La toma continua a essere il più amato tra i formaggi valsesiani. Un prodotto che richiede diverse fasi di lavorazione. Naturalmente tutto parte da un’ottima materia prima: il latte vaccino intero.
«In alcune aziende è ancora in uso la spannatura superficiale manuale del latte con la produzione di formaggi a pasta più magra – spiega un tecnico caseario – Il latte viene lavorato appena munto e ancora caldo, oppure con un breve preriscaldamento sino a 36-38°C, mediante l’aggiunta di caglio liquido naturale. Si procede con il taglio e la successiva rottura della cagliata fino alla dimensione di un chicco di riso, che avviene con la fase di riscaldamento o semi-cottura, con temperature comprese tra i 42 e 48°C».
«Dopo una breve fase di riposo – continua l’esperto – si procede con l’estrazione quasi sempre manuale della cagliata, l’introduzione in apposite forme e la pressatura a mano. Le forme vengono quindi lasciate in formatura ed asciugatura per circa 10-12 ore, durante le quali vengono rivoltate più volte e quindi marchiate a fresco. Si procede quindi con la salatura che può avvenire a mano o in salamoia. La stagionatura naturale ha una durata minima di 60 giorni sino ai sei – otto mesi. La pasta presenta un’occhiatura medio piccola con colore paglierino chiaro e sapore caratteristico».
Il sapore della toma è pieno e soddisfacente: quella prodotta secondo procedimenti standardizzati, con latte pastorizzato, presenta un’omogeneità di gusto che la rende sempre identificabile. La toma prodotta dai piccoli caseifici artigianali, con latte crudo, presenta differenze di sapore a seconda che gli animali siano nutriti a fieno oppure siano liberi di pascolare all’aperto: «Nella stagione estiva, quando gli animali vivono in alpeggio, il sapore della toma è particolarmente intenso, ricco di sfumature mutuate dai profumi dell’erba di montagna».

▸ **INSIEME DEI RECORD**:
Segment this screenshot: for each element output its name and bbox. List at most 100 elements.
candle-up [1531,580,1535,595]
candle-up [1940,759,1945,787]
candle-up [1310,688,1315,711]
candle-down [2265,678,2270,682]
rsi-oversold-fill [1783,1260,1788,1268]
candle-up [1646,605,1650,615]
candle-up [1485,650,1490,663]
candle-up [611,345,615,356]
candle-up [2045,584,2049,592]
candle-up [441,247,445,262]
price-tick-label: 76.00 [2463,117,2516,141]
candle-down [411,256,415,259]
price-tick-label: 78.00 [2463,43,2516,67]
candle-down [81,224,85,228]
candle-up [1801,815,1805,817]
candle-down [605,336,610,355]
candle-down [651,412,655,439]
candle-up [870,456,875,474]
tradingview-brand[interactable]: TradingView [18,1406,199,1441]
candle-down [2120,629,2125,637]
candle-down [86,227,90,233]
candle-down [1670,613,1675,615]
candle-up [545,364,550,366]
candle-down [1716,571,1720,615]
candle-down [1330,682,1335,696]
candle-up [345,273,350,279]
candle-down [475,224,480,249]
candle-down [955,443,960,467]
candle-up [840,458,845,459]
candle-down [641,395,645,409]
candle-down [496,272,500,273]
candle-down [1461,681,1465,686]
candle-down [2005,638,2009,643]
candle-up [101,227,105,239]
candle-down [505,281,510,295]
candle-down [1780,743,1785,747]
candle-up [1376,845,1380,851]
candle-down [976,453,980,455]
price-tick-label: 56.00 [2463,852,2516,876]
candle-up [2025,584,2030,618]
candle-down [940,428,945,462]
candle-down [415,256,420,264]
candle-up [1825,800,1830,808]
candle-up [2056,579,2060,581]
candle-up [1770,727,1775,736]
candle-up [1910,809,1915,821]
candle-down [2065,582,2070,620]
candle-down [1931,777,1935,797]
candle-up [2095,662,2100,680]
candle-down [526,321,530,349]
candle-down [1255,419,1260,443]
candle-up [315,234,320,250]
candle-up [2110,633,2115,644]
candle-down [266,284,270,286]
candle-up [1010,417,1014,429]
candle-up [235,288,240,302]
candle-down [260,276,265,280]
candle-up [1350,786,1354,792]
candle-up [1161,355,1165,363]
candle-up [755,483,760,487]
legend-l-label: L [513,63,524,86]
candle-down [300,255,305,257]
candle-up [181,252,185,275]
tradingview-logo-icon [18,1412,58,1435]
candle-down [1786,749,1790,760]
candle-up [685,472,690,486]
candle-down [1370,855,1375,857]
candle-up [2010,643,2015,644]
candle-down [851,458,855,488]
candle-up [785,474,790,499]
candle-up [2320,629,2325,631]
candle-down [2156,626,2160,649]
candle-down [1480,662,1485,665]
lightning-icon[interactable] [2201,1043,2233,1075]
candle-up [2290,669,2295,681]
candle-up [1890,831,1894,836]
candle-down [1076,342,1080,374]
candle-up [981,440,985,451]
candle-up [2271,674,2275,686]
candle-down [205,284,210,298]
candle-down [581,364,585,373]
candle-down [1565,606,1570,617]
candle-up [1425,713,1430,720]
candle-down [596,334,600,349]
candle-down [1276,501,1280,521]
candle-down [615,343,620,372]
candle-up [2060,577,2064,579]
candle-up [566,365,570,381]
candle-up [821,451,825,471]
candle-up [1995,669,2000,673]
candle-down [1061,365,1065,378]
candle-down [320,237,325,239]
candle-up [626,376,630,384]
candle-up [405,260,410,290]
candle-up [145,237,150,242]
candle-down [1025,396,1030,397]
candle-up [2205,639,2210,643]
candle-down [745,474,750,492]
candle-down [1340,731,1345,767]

▸ **TESTO DEL COMPITO**:
Trascrivi parola per parola il passo del testo sulla toma valsesiana che comincia con "La toma continua" e prosegue fino a "latte vaccino intero." incluso.

▸ **SOLUZIONE PROPOSTA**:
La toma continua a essere il più amato tra i formaggi valsesiani. Un prodotto che richiede diverse fasi di lavorazione. Naturalmente tutto parte da un’ottima materia prima: il latte vaccino intero.